SUPPLIED DATA:
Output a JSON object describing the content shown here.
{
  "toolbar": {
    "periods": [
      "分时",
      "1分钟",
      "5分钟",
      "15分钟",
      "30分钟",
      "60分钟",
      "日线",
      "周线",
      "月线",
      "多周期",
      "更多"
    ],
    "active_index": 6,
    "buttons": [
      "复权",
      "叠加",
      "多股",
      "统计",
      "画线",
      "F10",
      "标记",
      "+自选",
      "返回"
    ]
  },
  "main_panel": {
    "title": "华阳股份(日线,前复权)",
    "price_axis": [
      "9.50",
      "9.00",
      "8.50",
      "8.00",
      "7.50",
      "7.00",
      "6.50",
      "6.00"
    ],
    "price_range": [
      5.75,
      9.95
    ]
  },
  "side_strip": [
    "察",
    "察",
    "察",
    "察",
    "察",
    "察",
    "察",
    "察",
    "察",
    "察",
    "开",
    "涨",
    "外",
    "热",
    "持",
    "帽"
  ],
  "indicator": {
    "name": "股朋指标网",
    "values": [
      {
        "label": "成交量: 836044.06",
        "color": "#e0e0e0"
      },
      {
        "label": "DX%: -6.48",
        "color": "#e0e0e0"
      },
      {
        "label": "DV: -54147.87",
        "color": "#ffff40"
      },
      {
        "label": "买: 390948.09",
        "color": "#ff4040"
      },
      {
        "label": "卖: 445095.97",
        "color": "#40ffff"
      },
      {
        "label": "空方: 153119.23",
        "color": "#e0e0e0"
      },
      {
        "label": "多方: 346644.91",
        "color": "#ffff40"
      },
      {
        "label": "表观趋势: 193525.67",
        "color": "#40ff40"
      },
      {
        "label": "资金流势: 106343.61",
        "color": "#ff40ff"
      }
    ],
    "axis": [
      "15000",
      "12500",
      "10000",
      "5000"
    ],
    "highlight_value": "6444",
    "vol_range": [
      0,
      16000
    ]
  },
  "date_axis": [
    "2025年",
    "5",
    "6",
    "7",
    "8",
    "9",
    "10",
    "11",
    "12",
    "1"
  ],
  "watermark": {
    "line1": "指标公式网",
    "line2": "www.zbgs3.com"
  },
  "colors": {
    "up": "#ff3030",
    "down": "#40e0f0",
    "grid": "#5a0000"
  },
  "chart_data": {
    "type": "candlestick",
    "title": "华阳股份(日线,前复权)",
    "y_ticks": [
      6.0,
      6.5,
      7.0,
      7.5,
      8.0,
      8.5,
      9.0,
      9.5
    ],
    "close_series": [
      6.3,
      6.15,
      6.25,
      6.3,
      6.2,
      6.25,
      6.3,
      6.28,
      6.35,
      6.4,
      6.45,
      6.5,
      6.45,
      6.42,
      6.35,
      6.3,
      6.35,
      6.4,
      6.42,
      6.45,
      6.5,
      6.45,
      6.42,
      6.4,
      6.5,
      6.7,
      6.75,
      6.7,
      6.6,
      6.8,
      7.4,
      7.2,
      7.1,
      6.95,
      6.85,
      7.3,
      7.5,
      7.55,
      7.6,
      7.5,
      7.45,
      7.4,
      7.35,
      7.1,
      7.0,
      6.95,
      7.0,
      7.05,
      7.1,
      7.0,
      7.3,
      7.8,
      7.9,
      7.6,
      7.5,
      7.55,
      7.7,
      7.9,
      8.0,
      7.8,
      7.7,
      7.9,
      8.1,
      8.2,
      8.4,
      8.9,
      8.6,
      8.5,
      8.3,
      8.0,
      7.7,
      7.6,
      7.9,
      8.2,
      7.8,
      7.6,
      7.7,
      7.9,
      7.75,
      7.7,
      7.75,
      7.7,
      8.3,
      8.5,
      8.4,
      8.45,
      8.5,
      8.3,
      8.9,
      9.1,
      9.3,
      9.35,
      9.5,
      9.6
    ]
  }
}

PROBLEM DETAILS:
Above are the records. Copy every line in them holding "label".

FULL SOLUTION:
        "label": "成交量: 836044.06",
        "label": "DX%: -6.48",
        "label": "DV: -54147.87",
        "label": "买: 390948.09",
        "label": "卖: 445095.97",
        "label": "空方: 153119.23",
        "label": "多方: 346644.91",
        "label": "表观趋势: 193525.67",
        "label": "资金流势: 106343.61",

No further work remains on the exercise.